WHAT THE TASK REQUIRES:
Please give the listing again in its entirety, exactly as written.

DATA FOR THIS EXERCISE:
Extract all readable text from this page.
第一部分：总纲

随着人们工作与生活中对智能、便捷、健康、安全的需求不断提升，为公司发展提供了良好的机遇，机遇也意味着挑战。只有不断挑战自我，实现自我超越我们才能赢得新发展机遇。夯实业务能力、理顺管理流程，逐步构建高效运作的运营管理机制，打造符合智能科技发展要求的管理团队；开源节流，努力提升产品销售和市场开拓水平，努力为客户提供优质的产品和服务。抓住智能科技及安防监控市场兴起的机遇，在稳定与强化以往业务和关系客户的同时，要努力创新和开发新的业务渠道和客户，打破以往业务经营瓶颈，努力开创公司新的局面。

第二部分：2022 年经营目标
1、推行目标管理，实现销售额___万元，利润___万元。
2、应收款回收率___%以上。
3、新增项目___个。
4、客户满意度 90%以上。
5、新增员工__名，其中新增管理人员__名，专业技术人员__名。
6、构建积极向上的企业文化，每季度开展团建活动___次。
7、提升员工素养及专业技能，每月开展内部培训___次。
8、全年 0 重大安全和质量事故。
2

WRITTEN RESPONSE:
Extract all readable text from this page.
第一部分：总纲

随着人们工作与生活中对智能、便捷、健康、安全的需求不断提升，为公司发展提供了良好的机遇，机遇也意味着挑战。只有不断挑战自我，实现自我超越我们才能赢得新发展机遇。夯实业务能力、理顺管理流程，逐步构建高效运作的运营管理机制，打造符合智能科技发展要求的管理团队；开源节流，努力提升产品销售和市场开拓水平，努力为客户提供优质的产品和服务。抓住智能科技及安防监控市场兴起的机遇，在稳定与强化以往业务和关系客户的同时，要努力创新和开发新的业务渠道和客户，打破以往业务经营瓶颈，努力开创公司新的局面。

第二部分：2022 年经营目标
1、推行目标管理，实现销售额___万元，利润___万元。
2、应收款回收率___%以上。
3、新增项目___个。
4、客户满意度 90%以上。
5、新增员工__名，其中新增管理人员__名，专业技术人员__名。
6、构建积极向上的企业文化，每季度开展团建活动___次。
7、提升员工素养及专业技能，每月开展内部培训___次。
8、全年 0 重大安全和质量事故。
2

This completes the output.